:: REQUIRED TASK ::
Every line below that mentions the word "Diebold" should be copied out.

* begin TASK INPUT *

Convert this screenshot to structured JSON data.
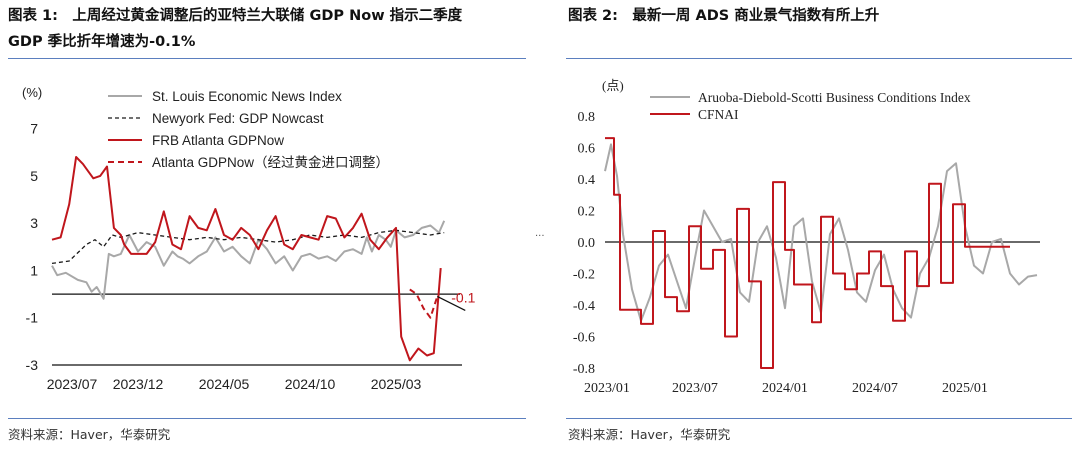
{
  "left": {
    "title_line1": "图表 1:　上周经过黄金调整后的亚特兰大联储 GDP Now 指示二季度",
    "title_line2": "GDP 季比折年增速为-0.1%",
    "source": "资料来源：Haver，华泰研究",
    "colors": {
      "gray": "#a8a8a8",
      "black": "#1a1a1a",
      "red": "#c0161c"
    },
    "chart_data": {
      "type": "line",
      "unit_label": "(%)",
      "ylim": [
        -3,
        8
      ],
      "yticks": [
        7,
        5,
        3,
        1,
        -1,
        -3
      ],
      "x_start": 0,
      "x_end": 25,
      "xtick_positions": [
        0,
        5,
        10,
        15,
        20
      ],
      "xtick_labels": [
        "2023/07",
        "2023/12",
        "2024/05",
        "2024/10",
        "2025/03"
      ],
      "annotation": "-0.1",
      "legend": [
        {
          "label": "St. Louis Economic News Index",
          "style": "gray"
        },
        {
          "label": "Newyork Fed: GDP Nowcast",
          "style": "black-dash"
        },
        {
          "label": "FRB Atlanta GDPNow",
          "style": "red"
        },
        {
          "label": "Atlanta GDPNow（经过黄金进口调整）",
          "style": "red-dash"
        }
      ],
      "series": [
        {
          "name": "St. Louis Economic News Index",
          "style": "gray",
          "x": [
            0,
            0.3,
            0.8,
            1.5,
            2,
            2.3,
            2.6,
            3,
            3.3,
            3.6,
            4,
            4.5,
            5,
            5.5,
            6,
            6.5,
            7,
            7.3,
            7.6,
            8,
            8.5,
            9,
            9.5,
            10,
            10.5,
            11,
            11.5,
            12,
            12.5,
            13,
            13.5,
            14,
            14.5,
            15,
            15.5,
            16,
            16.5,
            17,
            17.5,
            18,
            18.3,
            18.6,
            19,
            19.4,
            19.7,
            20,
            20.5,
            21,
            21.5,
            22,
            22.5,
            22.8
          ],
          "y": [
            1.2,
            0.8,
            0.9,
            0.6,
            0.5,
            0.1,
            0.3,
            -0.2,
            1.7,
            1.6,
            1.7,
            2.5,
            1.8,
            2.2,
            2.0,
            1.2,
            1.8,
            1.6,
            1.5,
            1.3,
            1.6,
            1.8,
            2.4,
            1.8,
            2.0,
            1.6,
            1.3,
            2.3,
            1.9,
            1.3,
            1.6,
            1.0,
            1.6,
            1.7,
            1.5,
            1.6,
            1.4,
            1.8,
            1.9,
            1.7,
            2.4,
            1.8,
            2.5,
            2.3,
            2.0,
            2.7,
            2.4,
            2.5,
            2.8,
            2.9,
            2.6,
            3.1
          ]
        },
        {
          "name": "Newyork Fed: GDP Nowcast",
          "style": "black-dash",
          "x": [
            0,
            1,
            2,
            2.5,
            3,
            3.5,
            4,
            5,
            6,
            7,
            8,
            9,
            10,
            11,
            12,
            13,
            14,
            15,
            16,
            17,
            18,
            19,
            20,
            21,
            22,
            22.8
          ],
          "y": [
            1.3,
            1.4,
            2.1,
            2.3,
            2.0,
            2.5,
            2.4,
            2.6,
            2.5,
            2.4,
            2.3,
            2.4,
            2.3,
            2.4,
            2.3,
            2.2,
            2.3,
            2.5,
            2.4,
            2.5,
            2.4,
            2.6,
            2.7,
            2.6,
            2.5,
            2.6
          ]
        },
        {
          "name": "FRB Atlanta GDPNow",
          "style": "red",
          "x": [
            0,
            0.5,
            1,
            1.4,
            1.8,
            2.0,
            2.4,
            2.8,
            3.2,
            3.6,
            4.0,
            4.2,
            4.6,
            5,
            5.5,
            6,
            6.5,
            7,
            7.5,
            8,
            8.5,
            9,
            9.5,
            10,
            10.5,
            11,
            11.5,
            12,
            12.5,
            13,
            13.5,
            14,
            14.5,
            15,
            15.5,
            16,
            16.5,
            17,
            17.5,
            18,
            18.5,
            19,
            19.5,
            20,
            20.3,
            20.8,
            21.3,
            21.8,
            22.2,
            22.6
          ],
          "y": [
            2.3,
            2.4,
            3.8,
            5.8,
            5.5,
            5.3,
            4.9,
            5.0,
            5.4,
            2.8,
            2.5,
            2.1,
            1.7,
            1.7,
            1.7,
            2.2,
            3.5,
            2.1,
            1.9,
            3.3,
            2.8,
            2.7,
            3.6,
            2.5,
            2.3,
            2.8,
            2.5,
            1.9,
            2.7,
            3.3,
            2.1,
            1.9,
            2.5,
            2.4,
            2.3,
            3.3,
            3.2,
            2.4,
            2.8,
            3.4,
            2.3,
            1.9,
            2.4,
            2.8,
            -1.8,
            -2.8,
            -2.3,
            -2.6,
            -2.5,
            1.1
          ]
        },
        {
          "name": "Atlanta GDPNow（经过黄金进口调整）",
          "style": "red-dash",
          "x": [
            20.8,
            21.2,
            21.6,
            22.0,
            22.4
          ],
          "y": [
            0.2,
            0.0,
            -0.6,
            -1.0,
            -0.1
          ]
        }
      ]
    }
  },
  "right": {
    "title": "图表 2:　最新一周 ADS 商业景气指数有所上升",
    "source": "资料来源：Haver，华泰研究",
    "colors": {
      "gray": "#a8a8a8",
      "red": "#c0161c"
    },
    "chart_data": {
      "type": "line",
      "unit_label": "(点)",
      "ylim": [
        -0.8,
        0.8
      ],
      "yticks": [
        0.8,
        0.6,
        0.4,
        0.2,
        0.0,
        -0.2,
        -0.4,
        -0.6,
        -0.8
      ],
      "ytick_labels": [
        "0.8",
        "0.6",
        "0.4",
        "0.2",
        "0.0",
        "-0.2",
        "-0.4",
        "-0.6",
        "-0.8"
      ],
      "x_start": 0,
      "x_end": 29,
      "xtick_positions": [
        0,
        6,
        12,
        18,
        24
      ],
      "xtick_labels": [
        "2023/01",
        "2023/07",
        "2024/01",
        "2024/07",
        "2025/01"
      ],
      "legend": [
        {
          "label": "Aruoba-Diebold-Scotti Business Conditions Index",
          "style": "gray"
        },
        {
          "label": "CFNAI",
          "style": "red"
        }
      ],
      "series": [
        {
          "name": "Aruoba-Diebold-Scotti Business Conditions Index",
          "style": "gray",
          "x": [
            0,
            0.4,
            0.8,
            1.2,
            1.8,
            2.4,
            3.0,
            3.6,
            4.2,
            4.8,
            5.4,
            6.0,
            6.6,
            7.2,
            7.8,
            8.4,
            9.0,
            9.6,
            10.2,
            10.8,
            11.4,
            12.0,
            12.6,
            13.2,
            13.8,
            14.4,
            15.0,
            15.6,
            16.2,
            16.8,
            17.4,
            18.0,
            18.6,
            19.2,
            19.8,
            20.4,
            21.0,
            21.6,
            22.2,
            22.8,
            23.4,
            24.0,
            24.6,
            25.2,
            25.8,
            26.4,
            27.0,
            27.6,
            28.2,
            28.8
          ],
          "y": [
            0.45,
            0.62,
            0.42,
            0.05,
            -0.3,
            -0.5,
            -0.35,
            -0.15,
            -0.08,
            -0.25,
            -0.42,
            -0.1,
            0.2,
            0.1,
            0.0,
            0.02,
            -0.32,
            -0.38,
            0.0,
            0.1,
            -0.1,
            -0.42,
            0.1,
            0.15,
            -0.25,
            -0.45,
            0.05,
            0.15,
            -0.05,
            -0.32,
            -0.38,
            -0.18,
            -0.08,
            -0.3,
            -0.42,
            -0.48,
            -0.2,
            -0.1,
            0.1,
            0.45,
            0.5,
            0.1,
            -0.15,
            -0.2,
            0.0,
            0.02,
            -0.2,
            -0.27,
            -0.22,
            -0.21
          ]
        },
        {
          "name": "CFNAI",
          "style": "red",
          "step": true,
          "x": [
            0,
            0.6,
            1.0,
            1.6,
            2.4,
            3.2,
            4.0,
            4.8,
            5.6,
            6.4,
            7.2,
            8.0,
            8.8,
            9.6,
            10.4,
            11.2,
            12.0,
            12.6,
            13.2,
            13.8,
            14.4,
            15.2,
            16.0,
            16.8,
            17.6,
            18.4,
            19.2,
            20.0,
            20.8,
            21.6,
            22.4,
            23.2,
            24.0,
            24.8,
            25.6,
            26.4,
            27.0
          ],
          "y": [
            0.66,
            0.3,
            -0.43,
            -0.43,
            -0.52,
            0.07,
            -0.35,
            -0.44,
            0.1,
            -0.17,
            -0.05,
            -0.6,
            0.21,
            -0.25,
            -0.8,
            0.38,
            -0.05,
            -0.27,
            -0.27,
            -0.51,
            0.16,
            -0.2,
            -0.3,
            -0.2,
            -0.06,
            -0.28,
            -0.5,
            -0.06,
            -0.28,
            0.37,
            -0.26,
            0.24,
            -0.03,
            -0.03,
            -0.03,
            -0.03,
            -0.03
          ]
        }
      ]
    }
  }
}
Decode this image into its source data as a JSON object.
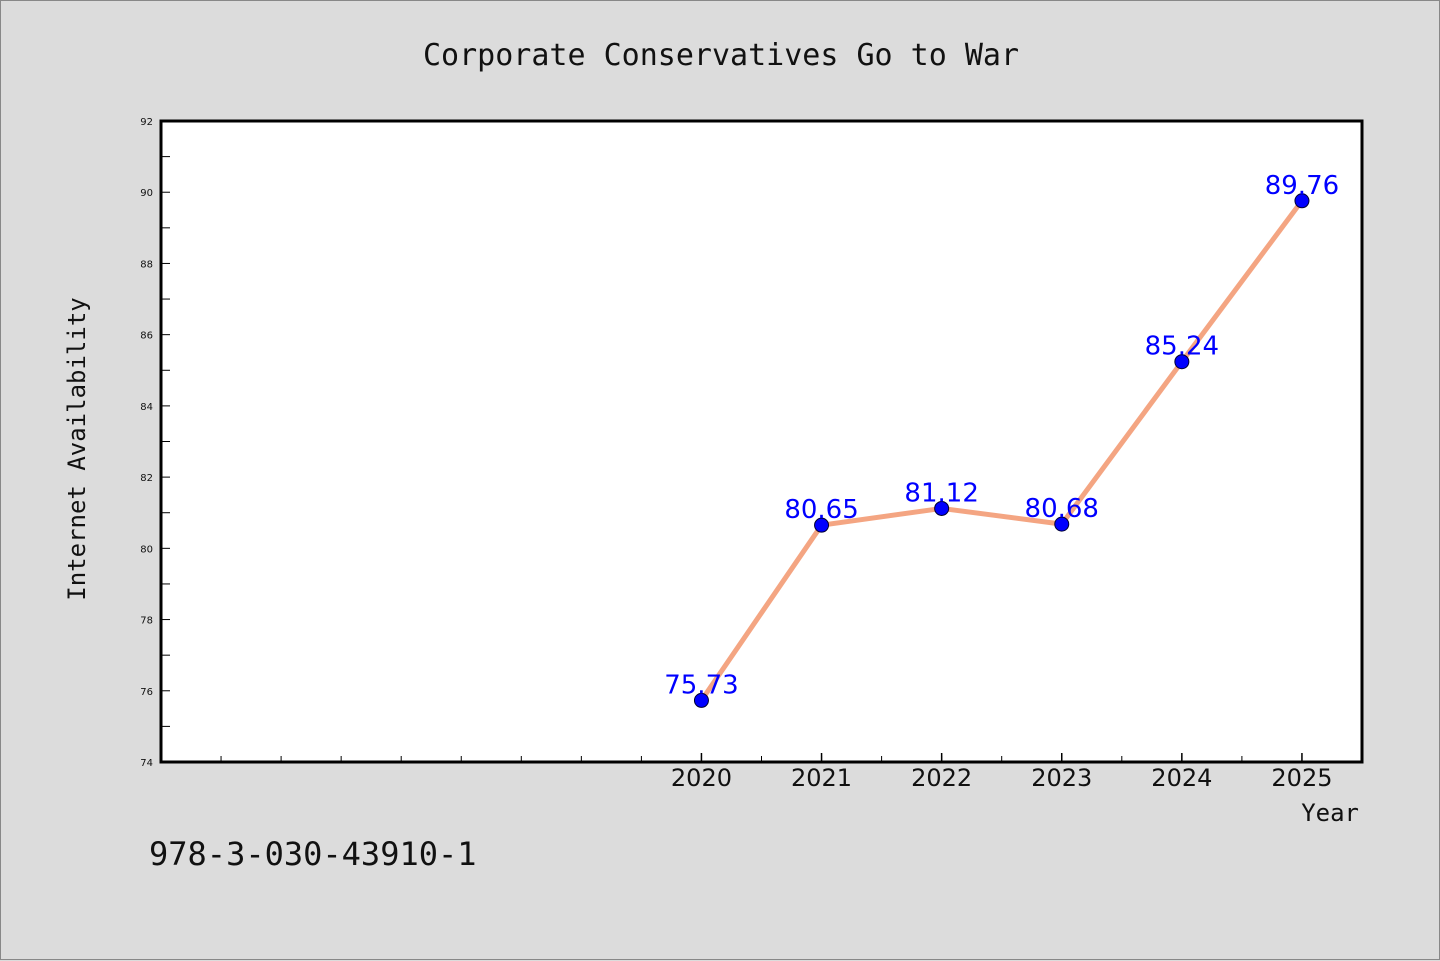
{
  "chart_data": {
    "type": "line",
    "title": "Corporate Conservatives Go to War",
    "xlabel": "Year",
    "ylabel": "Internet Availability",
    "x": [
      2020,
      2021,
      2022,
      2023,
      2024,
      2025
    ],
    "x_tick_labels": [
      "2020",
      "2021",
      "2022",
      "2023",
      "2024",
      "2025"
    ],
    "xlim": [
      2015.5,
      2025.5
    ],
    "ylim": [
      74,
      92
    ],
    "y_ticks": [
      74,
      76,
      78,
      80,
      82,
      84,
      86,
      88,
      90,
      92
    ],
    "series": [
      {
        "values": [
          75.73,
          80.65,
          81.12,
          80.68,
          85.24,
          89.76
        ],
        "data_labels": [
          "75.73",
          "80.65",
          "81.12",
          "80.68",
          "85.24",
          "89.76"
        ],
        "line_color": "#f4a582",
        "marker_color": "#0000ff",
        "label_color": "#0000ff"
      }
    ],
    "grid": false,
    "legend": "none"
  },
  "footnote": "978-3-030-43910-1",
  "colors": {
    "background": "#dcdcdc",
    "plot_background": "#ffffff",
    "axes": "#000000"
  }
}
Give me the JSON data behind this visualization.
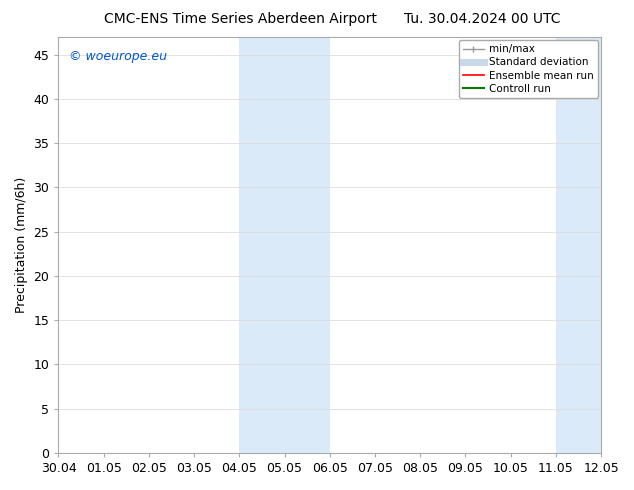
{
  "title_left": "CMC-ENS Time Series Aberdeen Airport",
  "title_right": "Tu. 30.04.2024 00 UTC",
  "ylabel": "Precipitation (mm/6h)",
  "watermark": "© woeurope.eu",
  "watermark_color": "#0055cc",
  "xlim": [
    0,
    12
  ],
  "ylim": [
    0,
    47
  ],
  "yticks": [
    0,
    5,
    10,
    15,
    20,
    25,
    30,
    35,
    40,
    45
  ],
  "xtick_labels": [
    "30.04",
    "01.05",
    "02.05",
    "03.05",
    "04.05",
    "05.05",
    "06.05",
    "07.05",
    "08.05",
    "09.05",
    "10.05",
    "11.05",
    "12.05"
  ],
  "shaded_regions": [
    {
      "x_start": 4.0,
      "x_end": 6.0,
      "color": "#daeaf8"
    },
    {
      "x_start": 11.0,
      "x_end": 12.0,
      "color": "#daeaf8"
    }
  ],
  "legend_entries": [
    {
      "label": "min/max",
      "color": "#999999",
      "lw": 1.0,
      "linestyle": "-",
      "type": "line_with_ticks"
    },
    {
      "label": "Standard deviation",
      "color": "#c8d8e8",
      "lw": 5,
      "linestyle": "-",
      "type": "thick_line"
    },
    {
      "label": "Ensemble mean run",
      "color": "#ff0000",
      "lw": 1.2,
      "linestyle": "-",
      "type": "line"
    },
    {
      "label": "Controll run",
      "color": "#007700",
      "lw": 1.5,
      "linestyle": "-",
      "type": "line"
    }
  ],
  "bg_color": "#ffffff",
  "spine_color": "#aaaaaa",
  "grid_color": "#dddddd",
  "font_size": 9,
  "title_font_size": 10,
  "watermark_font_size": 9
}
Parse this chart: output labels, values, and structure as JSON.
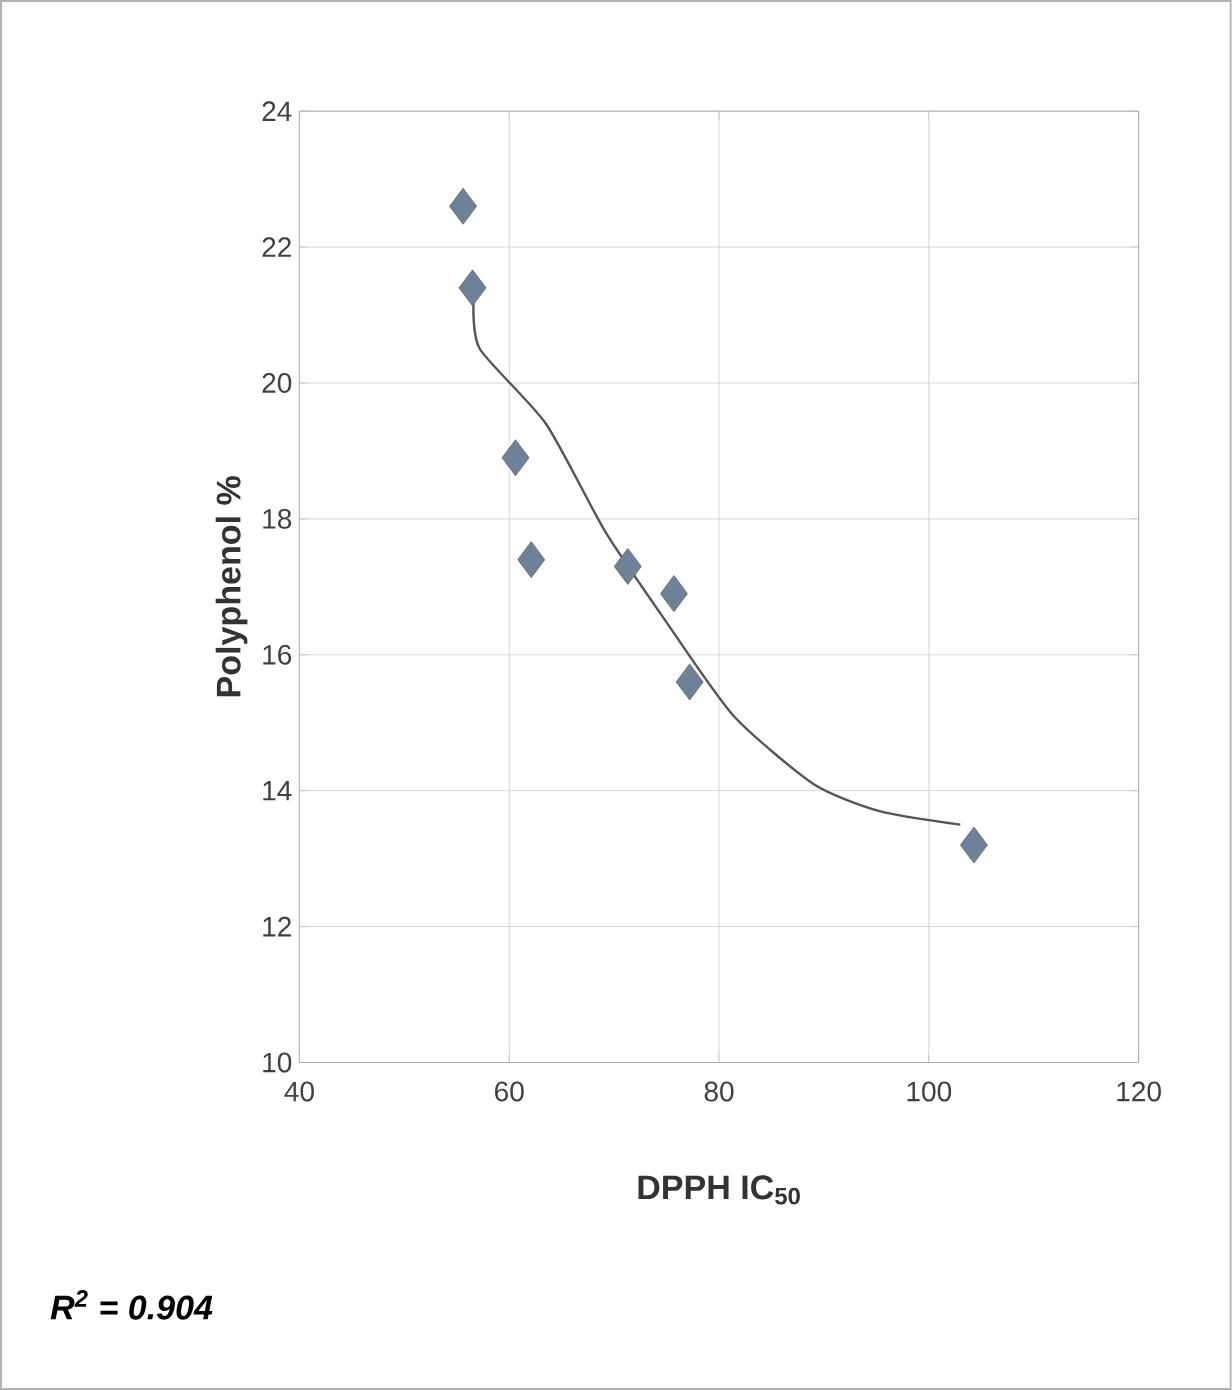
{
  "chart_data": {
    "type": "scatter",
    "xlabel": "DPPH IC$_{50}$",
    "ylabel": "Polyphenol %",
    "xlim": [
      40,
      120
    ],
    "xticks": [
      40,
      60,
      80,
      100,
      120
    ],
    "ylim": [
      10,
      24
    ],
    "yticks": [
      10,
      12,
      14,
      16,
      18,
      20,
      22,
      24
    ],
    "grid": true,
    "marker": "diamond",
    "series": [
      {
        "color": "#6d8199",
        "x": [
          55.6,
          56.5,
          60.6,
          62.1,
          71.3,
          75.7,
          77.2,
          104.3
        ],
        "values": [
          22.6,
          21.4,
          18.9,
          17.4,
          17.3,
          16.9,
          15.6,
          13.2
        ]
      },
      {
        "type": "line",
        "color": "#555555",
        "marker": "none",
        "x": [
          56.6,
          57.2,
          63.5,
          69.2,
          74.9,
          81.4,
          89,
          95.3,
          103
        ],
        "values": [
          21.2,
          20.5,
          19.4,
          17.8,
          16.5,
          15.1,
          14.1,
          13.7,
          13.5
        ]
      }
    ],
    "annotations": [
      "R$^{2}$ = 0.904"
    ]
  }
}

* end TASK INPUT *

:: THE REPLY ::
          "label": "Aruoba-Diebold-Scotti Business Conditions Index",
          "name": "Aruoba-Diebold-Scotti Business Conditions Index",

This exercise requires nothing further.